Task instructions: Pull out every line containing the string "Jack".

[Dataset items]
- - - - - - -
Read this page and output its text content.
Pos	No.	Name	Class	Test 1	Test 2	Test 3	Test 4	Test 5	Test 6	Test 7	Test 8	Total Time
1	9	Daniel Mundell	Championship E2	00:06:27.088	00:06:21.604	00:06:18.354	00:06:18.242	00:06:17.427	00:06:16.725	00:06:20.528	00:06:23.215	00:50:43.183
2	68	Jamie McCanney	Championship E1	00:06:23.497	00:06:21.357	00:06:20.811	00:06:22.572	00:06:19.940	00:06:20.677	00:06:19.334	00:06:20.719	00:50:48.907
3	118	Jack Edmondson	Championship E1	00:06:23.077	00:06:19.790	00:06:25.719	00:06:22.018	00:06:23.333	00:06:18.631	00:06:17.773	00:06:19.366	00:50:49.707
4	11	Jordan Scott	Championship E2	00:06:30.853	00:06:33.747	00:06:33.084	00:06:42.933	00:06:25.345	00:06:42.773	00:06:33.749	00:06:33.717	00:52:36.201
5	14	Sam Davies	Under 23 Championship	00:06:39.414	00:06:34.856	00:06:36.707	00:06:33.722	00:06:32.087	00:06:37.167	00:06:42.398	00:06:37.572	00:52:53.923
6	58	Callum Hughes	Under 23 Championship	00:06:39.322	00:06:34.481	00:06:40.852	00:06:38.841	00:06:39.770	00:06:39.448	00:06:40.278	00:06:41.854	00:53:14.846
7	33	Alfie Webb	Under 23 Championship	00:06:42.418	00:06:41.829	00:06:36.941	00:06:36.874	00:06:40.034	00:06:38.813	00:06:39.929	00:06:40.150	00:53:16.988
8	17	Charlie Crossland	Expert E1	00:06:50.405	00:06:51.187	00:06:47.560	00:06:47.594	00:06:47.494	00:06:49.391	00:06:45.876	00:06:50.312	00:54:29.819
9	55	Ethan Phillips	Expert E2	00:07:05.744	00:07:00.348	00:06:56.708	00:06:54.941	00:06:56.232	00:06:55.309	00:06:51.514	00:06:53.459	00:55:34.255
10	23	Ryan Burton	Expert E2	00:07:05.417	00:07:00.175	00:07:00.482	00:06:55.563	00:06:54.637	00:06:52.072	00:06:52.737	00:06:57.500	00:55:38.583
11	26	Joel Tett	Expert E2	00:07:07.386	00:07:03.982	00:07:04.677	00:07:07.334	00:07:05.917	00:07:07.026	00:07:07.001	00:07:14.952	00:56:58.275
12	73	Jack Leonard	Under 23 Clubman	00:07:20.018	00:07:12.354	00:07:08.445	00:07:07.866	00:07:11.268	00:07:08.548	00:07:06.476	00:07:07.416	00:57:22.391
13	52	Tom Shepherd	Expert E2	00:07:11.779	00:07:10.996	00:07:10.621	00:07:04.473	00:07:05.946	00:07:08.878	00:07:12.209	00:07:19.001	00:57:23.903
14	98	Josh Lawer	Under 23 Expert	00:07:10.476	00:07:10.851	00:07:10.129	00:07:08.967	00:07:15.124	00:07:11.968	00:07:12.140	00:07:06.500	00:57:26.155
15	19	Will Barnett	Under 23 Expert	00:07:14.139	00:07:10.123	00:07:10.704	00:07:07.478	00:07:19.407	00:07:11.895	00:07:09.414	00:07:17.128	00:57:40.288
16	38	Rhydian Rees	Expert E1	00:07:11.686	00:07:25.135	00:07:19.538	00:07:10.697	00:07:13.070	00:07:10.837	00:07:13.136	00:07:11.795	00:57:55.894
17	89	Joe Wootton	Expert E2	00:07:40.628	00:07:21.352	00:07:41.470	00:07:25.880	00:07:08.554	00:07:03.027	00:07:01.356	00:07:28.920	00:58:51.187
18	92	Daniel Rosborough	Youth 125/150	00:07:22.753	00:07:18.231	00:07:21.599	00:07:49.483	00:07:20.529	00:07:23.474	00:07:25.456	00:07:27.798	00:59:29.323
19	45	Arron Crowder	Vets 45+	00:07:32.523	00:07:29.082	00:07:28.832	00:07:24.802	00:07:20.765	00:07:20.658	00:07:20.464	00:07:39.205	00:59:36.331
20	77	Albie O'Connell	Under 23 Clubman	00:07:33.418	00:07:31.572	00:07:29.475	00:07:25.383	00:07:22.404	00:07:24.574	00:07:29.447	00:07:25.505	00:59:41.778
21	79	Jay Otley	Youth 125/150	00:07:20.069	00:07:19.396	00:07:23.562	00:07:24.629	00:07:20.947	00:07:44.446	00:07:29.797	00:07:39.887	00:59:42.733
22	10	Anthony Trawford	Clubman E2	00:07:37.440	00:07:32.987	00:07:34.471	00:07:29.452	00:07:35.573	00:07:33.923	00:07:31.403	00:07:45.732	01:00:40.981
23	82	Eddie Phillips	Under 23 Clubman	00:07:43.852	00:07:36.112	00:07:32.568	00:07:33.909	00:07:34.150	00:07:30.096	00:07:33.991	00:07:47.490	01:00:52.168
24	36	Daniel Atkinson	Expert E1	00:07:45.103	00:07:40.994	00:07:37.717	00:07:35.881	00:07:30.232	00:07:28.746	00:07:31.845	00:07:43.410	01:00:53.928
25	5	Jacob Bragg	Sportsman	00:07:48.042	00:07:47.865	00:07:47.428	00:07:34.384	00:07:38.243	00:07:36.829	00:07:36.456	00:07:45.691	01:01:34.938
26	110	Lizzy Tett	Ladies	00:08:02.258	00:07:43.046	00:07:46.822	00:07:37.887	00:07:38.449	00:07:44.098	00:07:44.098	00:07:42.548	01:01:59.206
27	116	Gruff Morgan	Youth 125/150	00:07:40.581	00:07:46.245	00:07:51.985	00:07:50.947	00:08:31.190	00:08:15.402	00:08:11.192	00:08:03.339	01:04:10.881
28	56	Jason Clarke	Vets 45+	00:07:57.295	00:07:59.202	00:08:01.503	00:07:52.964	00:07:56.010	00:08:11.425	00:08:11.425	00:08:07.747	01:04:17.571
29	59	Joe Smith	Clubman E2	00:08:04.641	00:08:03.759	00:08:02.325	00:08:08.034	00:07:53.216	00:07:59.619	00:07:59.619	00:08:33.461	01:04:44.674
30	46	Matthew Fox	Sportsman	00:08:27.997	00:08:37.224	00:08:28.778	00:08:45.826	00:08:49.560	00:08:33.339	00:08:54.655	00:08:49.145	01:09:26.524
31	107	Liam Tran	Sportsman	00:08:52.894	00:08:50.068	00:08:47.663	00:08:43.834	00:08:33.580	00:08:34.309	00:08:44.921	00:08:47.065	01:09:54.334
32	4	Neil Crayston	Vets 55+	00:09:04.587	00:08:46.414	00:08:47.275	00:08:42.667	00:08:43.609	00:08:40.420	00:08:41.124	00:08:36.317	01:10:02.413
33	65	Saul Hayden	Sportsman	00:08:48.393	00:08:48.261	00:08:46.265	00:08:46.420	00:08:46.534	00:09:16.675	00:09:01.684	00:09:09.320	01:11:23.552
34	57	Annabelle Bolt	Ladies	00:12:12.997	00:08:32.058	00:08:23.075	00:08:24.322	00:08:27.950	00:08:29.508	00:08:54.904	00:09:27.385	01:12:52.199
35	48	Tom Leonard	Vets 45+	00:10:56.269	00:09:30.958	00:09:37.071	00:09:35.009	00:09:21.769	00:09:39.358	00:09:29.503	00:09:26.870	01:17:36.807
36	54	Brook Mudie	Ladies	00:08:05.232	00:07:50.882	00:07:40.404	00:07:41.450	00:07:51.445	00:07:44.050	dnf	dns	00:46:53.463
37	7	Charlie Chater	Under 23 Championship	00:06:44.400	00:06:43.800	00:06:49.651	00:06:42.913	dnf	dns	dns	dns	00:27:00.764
- - - - - - -
Final answer:
3	118	Jack Edmondson	Championship E1	00:06:23.077	00:06:19.790	00:06:25.719	00:06:22.018	00:06:23.333	00:06:18.631	00:06:17.773	00:06:19.366	00:50:49.707
12	73	Jack Leonard	Under 23 Clubman	00:07:20.018	00:07:12.354	00:07:08.445	00:07:07.866	00:07:11.268	00:07:08.548	00:07:06.476	00:07:07.416	00:57:22.391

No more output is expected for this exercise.